Records from a dataset

++++++

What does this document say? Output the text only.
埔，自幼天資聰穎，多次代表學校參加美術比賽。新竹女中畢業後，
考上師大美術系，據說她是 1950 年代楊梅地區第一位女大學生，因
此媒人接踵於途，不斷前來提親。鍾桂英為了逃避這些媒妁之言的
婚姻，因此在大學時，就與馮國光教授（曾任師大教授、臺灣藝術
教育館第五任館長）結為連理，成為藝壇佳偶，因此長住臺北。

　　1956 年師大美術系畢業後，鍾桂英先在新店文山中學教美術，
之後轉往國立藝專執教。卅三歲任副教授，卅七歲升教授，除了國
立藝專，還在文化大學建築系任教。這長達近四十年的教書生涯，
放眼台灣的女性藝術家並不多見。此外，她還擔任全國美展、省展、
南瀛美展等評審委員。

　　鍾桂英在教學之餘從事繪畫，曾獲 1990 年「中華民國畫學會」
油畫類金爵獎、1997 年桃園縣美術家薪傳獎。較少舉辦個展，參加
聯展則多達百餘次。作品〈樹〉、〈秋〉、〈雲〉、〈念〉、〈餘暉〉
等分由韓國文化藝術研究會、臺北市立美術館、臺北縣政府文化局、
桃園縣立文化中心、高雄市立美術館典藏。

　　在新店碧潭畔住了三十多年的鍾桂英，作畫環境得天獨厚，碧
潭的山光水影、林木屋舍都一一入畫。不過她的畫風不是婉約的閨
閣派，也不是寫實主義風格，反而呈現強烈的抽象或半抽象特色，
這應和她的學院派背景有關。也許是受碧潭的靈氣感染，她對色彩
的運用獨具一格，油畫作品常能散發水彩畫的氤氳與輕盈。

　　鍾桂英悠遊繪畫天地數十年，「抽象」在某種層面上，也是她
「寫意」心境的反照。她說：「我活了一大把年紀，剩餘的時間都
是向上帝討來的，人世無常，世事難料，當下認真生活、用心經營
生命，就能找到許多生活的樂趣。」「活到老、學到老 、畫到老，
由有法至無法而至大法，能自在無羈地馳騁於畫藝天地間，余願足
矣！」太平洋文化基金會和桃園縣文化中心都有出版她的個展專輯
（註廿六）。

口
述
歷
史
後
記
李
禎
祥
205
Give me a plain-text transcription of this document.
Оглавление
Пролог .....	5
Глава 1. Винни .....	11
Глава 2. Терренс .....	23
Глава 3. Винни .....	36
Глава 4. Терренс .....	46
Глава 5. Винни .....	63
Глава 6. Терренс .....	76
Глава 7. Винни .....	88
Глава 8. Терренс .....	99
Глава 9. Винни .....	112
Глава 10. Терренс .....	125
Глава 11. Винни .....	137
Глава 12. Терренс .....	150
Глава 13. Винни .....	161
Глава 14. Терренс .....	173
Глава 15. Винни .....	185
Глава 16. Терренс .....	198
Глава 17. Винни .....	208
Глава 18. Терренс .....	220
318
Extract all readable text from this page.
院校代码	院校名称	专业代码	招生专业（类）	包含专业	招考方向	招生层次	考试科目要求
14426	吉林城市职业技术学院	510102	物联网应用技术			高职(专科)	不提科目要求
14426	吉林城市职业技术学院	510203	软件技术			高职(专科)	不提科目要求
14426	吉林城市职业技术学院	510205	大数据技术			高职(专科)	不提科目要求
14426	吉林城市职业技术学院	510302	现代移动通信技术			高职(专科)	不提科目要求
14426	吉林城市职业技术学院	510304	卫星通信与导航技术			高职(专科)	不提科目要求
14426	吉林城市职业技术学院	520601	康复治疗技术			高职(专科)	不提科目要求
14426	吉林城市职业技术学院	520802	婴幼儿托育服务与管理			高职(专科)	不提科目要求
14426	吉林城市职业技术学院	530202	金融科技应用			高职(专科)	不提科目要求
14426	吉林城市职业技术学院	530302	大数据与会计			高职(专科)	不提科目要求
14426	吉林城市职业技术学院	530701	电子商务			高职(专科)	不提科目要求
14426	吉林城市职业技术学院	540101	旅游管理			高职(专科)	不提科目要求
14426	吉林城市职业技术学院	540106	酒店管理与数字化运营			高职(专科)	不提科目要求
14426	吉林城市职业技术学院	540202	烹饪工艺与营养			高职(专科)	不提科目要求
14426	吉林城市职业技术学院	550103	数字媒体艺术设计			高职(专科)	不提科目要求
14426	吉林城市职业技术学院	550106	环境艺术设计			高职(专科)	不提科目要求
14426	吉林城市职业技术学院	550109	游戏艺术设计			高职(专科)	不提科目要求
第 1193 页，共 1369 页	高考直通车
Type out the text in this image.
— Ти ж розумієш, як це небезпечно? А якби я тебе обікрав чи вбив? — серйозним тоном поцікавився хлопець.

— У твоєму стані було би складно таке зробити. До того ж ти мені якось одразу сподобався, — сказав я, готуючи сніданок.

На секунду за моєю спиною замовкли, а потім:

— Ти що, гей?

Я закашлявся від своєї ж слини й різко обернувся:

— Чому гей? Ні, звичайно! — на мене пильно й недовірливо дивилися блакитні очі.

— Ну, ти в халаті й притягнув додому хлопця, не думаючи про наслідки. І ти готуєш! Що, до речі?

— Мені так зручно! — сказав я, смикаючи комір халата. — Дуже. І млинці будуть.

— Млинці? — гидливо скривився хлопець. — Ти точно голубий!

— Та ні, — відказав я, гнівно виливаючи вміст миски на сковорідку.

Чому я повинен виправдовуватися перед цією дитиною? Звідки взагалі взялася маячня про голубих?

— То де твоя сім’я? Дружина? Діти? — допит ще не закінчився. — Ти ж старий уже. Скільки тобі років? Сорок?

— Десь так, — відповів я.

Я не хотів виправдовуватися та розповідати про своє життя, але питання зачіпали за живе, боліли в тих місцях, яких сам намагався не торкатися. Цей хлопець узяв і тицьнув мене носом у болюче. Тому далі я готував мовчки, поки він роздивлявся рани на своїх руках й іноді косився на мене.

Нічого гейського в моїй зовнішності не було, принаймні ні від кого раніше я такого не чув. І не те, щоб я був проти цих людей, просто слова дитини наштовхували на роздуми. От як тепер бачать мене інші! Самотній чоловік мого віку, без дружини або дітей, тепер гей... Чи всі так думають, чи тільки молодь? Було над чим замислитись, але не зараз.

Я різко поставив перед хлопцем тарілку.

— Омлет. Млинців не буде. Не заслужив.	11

++++++

Gather and return every line that holds the string "сказав".

#### WRITTEN SOLUTION
— У твоєму стані було би складно таке зробити. До того ж ти мені якось одразу сподобався, — сказав я, готуючи сніданок.
— Мені так зручно! — сказав я, смикаючи комір халата. — Дуже. І млинці будуть.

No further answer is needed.